* [TASK DETAILS]:
Work out how many lines in these entries include the string "COMMON", and give only that figure.

------

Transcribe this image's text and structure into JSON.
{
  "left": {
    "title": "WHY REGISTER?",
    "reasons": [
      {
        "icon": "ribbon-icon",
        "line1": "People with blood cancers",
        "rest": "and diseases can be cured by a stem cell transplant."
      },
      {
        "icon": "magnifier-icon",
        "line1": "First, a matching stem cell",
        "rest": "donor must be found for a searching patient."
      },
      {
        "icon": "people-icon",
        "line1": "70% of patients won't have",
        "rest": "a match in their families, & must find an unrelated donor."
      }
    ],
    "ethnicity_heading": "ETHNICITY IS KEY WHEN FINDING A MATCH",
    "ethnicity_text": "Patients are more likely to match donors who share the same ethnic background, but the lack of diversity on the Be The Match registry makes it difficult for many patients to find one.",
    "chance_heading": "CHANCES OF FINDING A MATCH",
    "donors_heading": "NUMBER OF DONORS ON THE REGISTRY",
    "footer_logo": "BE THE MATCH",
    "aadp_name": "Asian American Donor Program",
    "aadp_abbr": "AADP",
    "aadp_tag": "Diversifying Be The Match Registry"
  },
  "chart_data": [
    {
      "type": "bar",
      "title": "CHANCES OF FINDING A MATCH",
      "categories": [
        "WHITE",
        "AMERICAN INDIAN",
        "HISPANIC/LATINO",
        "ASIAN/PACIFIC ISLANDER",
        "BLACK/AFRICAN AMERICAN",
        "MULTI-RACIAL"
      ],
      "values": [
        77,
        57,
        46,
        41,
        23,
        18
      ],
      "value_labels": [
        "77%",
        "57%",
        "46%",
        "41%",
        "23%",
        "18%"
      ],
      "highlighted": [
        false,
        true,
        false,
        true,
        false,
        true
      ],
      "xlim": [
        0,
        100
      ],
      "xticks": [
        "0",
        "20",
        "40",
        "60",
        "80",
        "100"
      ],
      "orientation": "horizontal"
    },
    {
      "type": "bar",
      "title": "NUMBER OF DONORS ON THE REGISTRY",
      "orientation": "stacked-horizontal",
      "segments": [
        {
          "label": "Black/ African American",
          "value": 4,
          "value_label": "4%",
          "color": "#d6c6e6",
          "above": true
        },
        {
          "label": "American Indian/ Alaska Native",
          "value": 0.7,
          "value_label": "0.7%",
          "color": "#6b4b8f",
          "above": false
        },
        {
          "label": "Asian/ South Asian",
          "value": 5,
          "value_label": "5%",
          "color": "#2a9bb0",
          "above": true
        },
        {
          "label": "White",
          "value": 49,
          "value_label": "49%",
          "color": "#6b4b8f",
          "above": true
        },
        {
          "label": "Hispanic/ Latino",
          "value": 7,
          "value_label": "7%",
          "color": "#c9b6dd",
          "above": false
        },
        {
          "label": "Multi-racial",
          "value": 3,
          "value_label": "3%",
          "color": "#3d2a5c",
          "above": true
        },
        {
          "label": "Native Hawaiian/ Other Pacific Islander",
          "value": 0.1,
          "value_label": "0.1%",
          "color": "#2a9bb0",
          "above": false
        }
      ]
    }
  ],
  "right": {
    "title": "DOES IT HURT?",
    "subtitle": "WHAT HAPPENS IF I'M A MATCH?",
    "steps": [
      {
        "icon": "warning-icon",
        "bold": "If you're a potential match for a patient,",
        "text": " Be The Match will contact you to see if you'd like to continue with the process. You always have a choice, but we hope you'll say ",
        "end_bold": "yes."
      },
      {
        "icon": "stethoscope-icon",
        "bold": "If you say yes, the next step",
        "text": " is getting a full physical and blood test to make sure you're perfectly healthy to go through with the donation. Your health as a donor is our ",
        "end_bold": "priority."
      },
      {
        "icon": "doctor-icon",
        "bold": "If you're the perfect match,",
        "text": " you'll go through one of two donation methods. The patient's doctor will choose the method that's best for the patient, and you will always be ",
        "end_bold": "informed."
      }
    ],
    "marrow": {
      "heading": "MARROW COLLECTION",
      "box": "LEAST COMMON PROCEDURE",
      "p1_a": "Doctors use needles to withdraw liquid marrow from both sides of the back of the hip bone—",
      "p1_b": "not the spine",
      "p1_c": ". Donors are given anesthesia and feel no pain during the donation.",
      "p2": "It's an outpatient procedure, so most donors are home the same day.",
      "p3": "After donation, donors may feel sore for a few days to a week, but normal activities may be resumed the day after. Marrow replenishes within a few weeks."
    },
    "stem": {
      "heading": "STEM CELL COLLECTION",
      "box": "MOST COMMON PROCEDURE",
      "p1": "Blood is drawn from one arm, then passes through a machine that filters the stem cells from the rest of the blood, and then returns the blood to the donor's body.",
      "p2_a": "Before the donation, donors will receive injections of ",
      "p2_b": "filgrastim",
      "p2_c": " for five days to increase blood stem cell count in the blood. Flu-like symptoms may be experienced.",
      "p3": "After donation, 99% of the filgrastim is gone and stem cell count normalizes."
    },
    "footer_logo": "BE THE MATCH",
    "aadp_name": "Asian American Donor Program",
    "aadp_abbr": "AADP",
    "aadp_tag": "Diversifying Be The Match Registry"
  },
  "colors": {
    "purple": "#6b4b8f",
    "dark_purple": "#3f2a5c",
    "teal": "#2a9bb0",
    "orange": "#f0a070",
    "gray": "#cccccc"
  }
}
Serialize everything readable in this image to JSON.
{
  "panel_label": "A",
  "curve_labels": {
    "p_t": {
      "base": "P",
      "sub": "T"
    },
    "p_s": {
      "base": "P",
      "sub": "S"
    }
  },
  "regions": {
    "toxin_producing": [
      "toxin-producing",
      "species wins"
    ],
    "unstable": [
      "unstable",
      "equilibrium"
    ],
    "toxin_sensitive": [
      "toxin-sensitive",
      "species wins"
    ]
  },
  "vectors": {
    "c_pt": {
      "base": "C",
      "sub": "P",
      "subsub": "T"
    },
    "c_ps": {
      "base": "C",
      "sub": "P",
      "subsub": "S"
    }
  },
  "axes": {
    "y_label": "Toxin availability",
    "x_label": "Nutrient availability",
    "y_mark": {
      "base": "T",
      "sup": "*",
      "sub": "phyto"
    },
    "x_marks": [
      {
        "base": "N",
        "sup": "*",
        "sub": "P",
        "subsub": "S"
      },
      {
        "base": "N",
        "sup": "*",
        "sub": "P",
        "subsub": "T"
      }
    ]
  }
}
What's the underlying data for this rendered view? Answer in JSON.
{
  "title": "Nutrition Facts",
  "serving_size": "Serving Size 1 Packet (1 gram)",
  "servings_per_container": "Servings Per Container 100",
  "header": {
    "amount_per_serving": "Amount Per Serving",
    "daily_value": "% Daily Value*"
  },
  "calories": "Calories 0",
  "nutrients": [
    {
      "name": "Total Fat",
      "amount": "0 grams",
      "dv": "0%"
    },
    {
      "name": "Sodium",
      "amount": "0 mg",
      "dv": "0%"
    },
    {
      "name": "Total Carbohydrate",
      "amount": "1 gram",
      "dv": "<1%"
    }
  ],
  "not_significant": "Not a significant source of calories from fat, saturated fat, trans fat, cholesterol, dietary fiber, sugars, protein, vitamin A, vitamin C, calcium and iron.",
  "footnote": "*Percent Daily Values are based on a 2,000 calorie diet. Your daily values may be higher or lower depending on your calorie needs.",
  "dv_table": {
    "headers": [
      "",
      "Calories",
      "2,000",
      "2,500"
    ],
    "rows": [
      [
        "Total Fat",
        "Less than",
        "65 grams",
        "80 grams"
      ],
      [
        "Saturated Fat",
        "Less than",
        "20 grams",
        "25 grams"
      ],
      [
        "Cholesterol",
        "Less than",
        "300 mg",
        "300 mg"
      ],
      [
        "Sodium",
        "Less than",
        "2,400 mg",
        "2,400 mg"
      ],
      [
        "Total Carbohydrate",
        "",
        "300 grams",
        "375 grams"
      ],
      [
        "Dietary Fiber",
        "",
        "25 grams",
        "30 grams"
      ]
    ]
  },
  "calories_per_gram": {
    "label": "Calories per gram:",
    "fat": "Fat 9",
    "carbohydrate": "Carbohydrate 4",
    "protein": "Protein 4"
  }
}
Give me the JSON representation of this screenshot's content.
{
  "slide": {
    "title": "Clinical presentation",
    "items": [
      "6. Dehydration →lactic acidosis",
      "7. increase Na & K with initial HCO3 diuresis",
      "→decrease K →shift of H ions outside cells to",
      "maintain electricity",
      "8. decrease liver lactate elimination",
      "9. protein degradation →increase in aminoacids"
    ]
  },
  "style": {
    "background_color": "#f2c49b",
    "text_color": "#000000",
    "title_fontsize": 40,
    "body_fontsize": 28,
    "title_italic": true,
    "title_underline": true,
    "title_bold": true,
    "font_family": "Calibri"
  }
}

------

* [WRITTEN RESPONSE]:
2